** Begin Provided material **
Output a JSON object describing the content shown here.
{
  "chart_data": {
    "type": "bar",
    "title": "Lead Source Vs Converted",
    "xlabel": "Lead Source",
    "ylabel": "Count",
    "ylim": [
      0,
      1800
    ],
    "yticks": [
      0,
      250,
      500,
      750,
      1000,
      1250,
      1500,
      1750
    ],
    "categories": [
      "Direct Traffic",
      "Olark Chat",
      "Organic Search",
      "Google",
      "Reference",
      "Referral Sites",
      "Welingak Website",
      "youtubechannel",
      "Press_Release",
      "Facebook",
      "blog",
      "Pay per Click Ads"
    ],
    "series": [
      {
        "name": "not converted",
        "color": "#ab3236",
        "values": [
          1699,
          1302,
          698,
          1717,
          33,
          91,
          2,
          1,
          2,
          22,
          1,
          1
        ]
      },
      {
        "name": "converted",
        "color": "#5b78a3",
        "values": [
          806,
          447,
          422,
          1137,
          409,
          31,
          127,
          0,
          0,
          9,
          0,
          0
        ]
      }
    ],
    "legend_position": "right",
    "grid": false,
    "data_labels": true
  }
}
** End Provided material **
Output all records verbatim.

Output a JSON object describing the content shown here.
{
  "chart_data": {
    "type": "bar",
    "title": "Lead Source Vs Converted",
    "xlabel": "Lead Source",
    "ylabel": "Count",
    "ylim": [
      0,
      1800
    ],
    "yticks": [
      0,
      250,
      500,
      750,
      1000,
      1250,
      1500,
      1750
    ],
    "categories": [
      "Direct Traffic",
      "Olark Chat",
      "Organic Search",
      "Google",
      "Reference",
      "Referral Sites",
      "Welingak Website",
      "youtubechannel",
      "Press_Release",
      "Facebook",
      "blog",
      "Pay per Click Ads"
    ],
    "series": [
      {
        "name": "not converted",
        "color": "#ab3236",
        "values": [
          1699,
          1302,
          698,
          1717,
          33,
          91,
          2,
          1,
          2,
          22,
          1,
          1
        ]
      },
      {
        "name": "converted",
        "color": "#5b78a3",
        "values": [
          806,
          447,
          422,
          1137,
          409,
          31,
          127,
          0,
          0,
          9,
          0,
          0
        ]
      }
    ],
    "legend_position": "right",
    "grid": false,
    "data_labels": true
  }
}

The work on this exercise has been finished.